> **Supplied entries**

++++++++

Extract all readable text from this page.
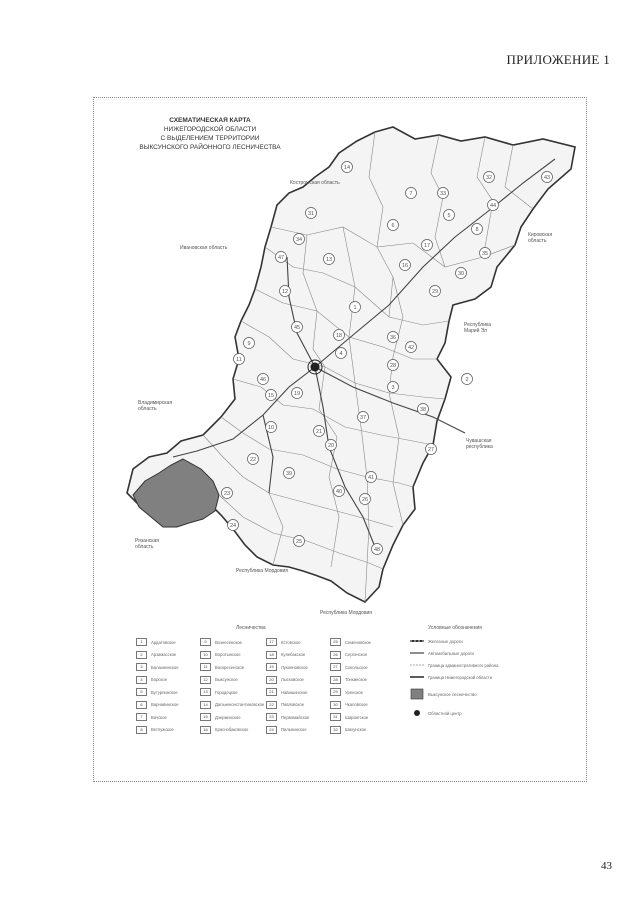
ПРИЛОЖЕНИЕ 1
СХЕМАТИЧЕСКАЯ КАРТА
НИЖЕГОРОДСКОЙ ОБЛАСТИ
С ВЫДЕЛЕНИЕМ ТЕРРИТОРИИ
ВЫКСУНСКОГО РАЙОННОГО ЛЕСНИЧЕСТВА
1
2
3
4
5
6
7
8
9
10
11
12
13
14
15
16
17
18
19
20
21
22
23
24
25
26
27
28
29
30
31
32
33
34
35
36
37
38
39
40
41
42
43
44
45
46
47
48
Костромская область
Ивановская область
Кировская область
Республика Марий Эл
Владимирская область
Чувашская республика
Рязанская область
Республика Мордовия
Республика Мордовия
Лесничества	Условные обозначения
1	Ардатовское
2	Арзамасское
3	Балахнинское
4	Борское
5	Бутурлинское
6	Варнавинское
7	Вачское
8	Ветлужское
9	Вознесенское
10	Воротынское
11	Воскресенское
12	Выксунское
13	Городецкое
14	Дальнеконстантиновское
15	Дзержинское
16	Краснобаковское
17	Кстовское
18	Кулебакское
19	Лукояновское
20	Лысковское
21	Навашинское
22	Павловское
23	Первомайское
24	Пильнинское
25	Семеновское
26	Сергачское
27	Сокольское
28	Тонкинское
29	Уренское
30	Чкаловское
31	Шарангское
32	Шахунское
Железные дороги
Автомобильные дороги
Граница административного района
Граница Нижегородской области
Выксунское лесничество
Областной центр
43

++++++++

> **Written exercise**
Scan the entries above for the word "Выксунское" and collect each line holding it.

> **Response below**
12	Выксунское
Выксунское лесничество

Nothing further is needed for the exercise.